TASK DETAILS: State the number of lines in these records holding "которому". Say nothing more.

RECORDS FOR THIS EXERCISE:
--- begin ---
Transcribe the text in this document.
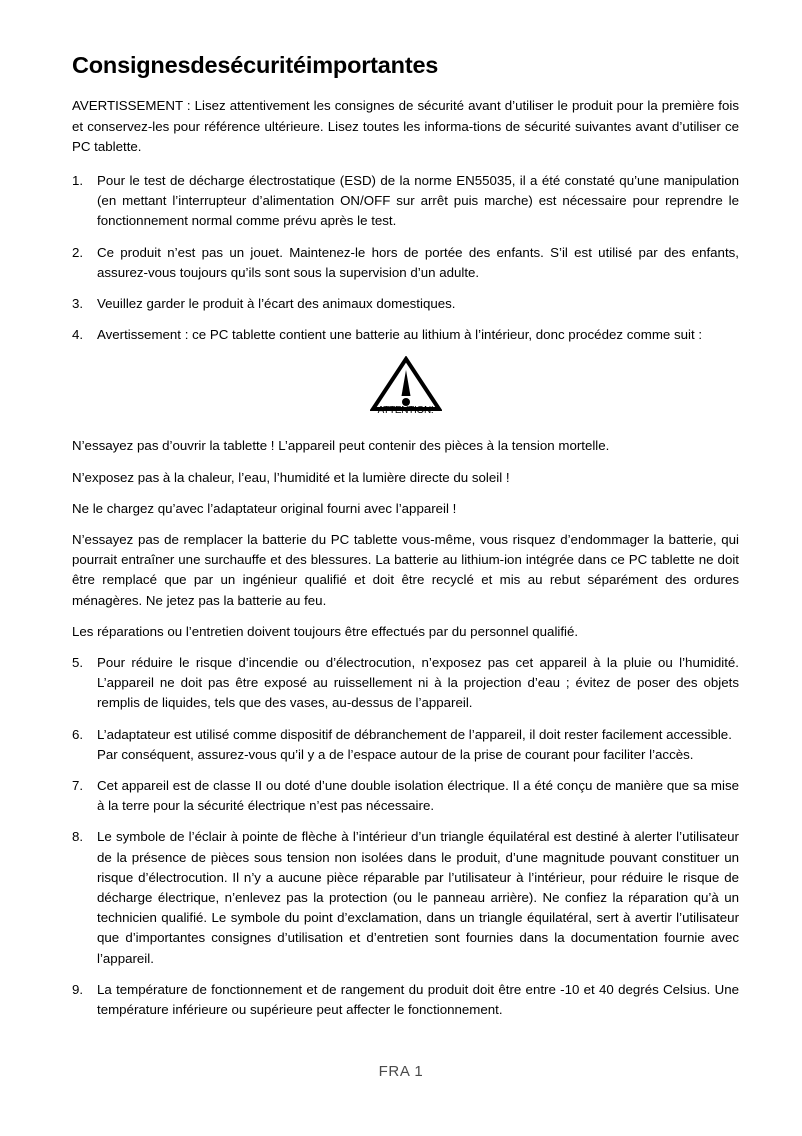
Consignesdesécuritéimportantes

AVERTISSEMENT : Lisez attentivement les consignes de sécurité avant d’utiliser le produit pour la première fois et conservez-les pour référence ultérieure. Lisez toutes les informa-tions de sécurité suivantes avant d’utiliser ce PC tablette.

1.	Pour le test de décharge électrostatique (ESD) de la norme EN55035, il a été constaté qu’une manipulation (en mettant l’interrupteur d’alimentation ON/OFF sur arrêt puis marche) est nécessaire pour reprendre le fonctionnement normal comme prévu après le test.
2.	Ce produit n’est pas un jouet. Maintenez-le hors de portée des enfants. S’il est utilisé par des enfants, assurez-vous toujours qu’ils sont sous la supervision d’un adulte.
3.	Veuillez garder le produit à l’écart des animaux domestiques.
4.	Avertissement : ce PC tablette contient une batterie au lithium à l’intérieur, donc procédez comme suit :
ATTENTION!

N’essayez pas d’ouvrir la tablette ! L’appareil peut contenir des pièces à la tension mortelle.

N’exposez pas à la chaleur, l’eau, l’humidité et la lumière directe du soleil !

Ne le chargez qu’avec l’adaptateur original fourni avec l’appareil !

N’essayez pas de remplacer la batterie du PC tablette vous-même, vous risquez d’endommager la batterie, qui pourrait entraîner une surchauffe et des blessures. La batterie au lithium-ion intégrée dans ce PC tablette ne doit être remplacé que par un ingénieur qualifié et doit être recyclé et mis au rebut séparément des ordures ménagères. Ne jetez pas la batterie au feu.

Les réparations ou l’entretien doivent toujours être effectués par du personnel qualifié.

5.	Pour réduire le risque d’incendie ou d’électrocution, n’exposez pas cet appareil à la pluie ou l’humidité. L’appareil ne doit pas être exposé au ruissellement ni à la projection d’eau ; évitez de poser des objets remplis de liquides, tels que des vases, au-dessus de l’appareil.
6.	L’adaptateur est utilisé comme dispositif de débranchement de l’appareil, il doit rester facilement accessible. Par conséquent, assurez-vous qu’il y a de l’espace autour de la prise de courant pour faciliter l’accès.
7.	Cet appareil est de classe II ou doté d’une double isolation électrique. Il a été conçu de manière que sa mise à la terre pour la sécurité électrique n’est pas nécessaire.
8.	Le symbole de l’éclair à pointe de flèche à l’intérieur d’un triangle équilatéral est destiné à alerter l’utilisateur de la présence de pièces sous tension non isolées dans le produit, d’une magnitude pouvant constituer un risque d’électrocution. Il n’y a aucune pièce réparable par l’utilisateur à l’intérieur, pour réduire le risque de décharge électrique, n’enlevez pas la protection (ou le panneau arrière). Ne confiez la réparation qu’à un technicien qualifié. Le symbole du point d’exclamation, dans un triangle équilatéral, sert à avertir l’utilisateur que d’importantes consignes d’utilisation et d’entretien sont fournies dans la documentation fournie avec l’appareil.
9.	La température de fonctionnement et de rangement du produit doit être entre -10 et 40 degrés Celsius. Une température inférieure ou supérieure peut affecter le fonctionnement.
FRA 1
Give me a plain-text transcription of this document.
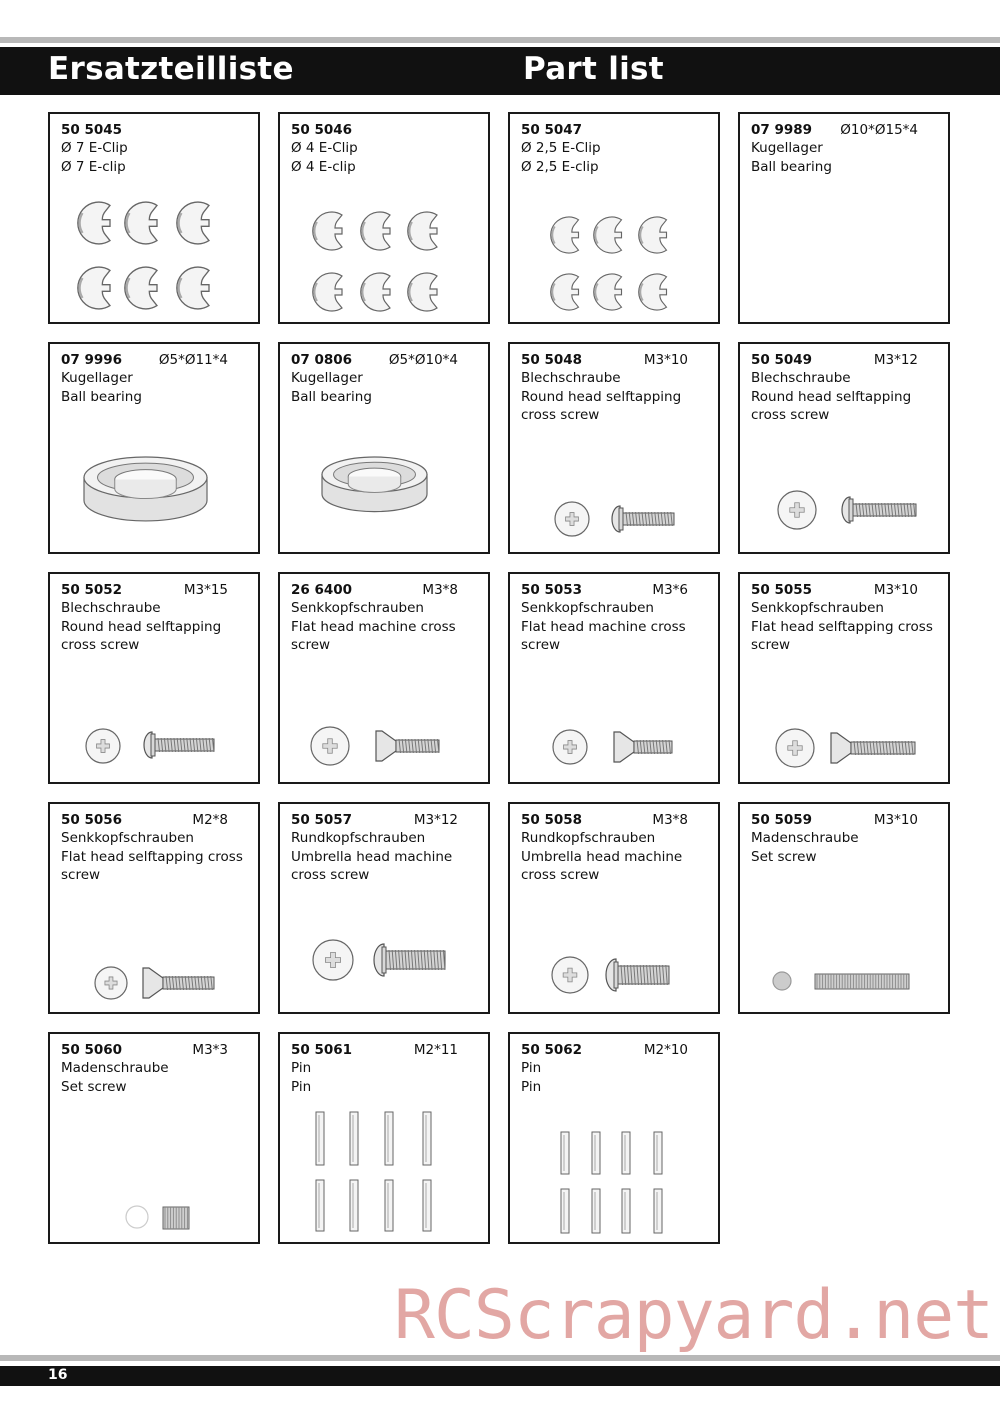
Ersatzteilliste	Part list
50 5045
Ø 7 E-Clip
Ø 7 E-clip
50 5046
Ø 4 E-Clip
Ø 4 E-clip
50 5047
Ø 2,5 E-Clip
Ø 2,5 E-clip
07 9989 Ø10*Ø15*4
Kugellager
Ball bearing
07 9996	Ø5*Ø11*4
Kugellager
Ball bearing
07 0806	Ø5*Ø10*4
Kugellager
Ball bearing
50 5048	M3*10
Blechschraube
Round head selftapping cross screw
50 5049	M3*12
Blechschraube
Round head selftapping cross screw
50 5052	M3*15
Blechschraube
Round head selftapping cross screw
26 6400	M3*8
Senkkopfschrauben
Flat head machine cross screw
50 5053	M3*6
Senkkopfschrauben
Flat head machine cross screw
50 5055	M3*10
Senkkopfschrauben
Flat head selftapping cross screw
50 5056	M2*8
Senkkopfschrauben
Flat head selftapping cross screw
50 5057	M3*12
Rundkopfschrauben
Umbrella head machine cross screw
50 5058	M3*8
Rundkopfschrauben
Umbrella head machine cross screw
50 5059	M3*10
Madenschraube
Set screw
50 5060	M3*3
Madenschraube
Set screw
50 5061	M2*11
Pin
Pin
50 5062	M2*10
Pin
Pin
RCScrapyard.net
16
--- end ---
--- begin ---
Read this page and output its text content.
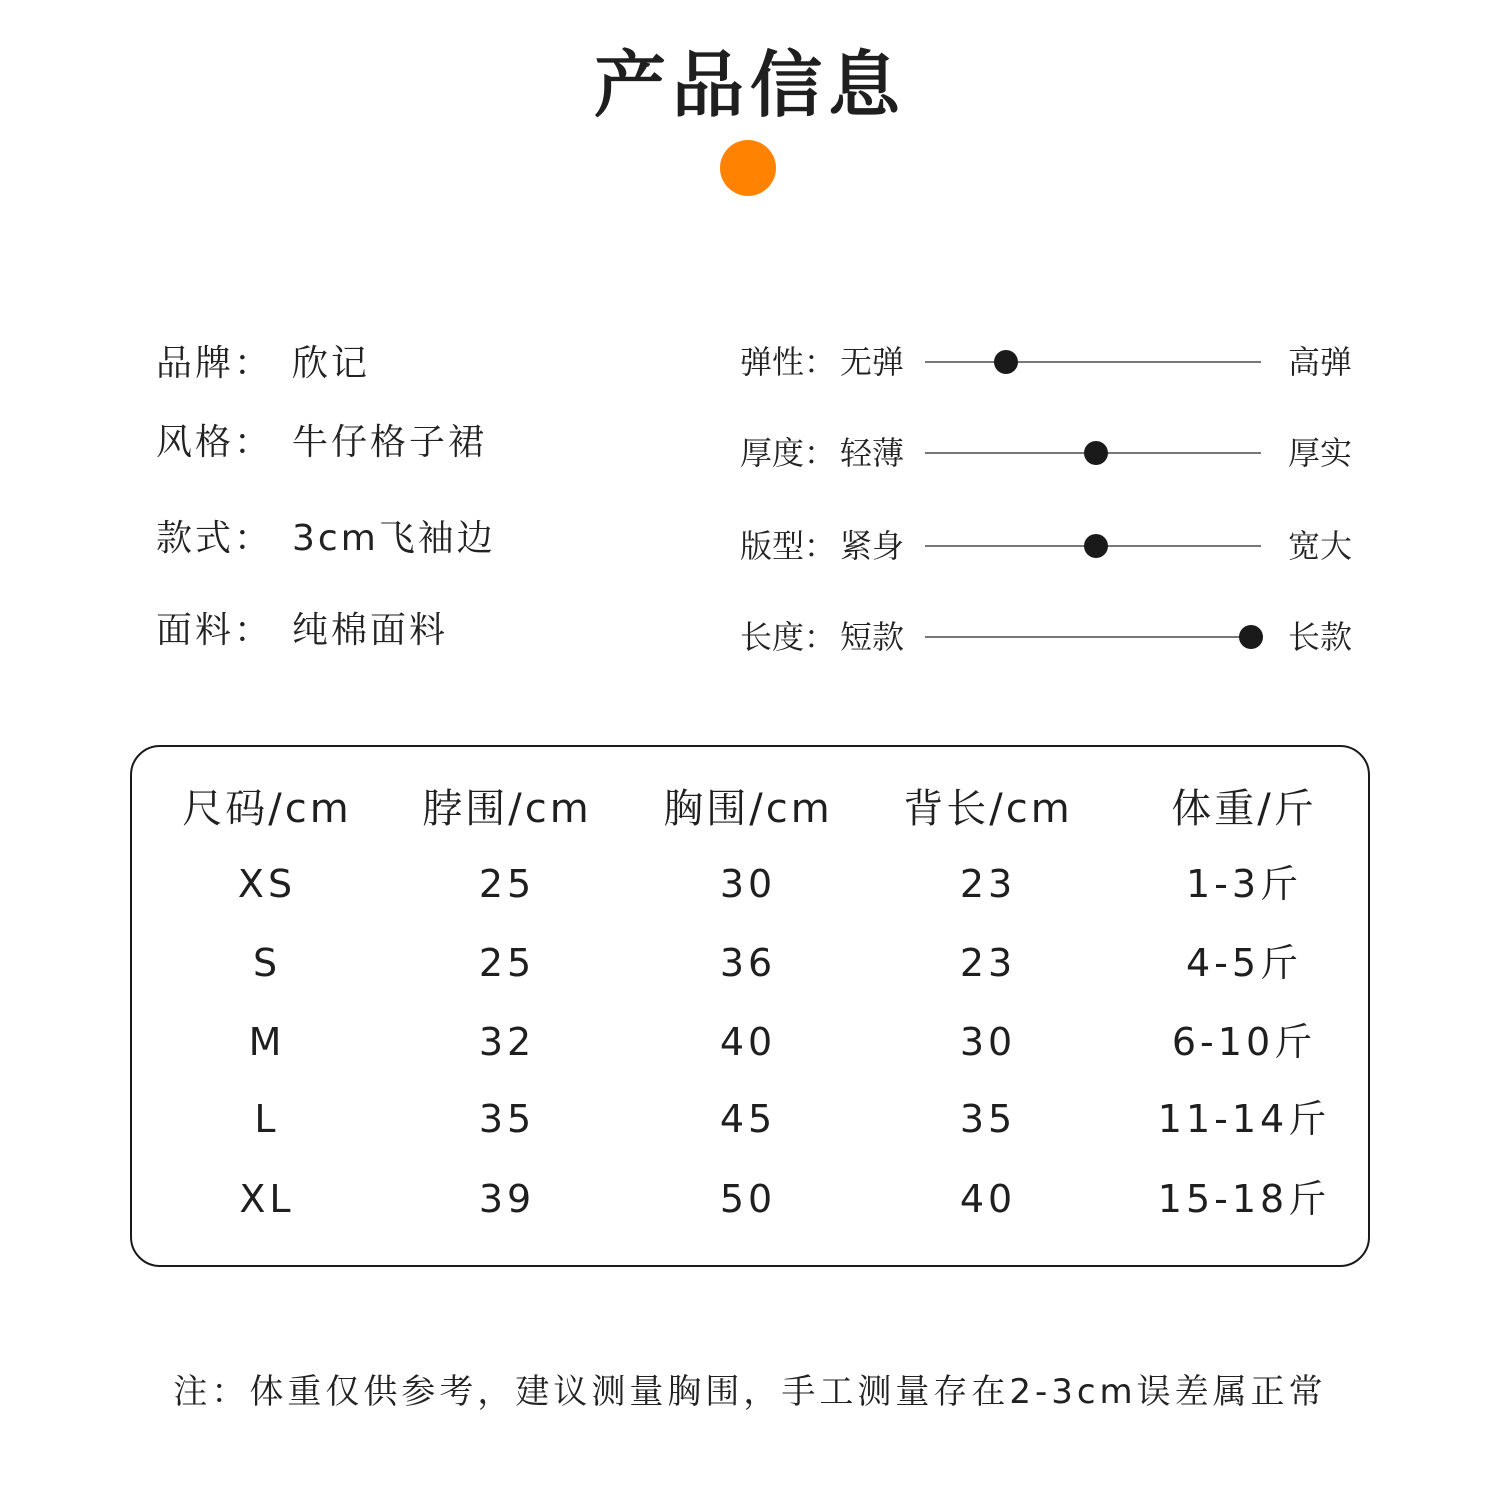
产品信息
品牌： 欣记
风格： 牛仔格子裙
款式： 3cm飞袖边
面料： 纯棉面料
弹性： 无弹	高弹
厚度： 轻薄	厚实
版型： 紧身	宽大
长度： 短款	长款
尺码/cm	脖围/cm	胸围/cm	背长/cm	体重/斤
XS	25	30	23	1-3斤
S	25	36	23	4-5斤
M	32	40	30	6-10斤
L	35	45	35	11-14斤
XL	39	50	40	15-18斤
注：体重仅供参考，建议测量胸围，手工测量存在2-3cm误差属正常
--- end ---
--- begin ---
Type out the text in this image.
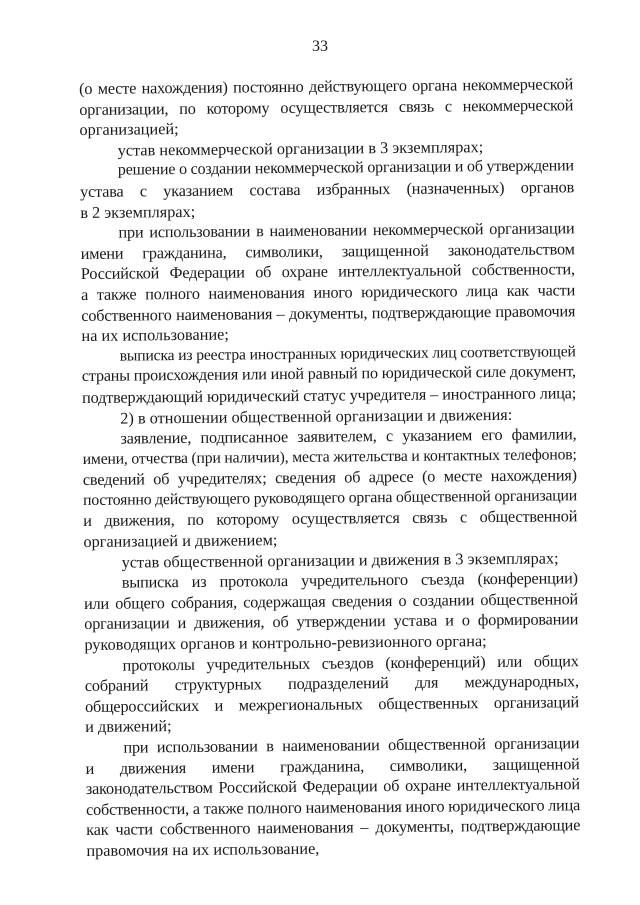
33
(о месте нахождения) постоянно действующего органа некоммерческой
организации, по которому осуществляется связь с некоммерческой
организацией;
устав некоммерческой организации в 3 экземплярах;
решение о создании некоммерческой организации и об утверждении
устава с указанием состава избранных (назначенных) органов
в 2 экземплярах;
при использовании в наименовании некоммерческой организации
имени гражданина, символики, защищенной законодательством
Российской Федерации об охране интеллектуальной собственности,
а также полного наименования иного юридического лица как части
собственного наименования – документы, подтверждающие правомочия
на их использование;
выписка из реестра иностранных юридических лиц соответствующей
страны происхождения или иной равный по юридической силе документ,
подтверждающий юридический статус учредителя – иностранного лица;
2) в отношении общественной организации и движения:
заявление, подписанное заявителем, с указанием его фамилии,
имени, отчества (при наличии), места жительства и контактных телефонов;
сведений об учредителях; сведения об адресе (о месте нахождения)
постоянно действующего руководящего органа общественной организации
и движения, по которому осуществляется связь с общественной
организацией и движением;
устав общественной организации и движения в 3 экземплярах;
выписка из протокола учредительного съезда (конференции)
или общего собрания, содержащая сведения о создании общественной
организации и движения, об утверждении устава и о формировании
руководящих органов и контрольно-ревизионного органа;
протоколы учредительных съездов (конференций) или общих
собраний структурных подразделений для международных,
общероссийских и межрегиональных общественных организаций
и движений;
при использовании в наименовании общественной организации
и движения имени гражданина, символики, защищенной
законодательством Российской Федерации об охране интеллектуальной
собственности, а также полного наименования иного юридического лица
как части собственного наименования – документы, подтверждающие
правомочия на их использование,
--- end ---
REPLY TO THE EXERCISE: 2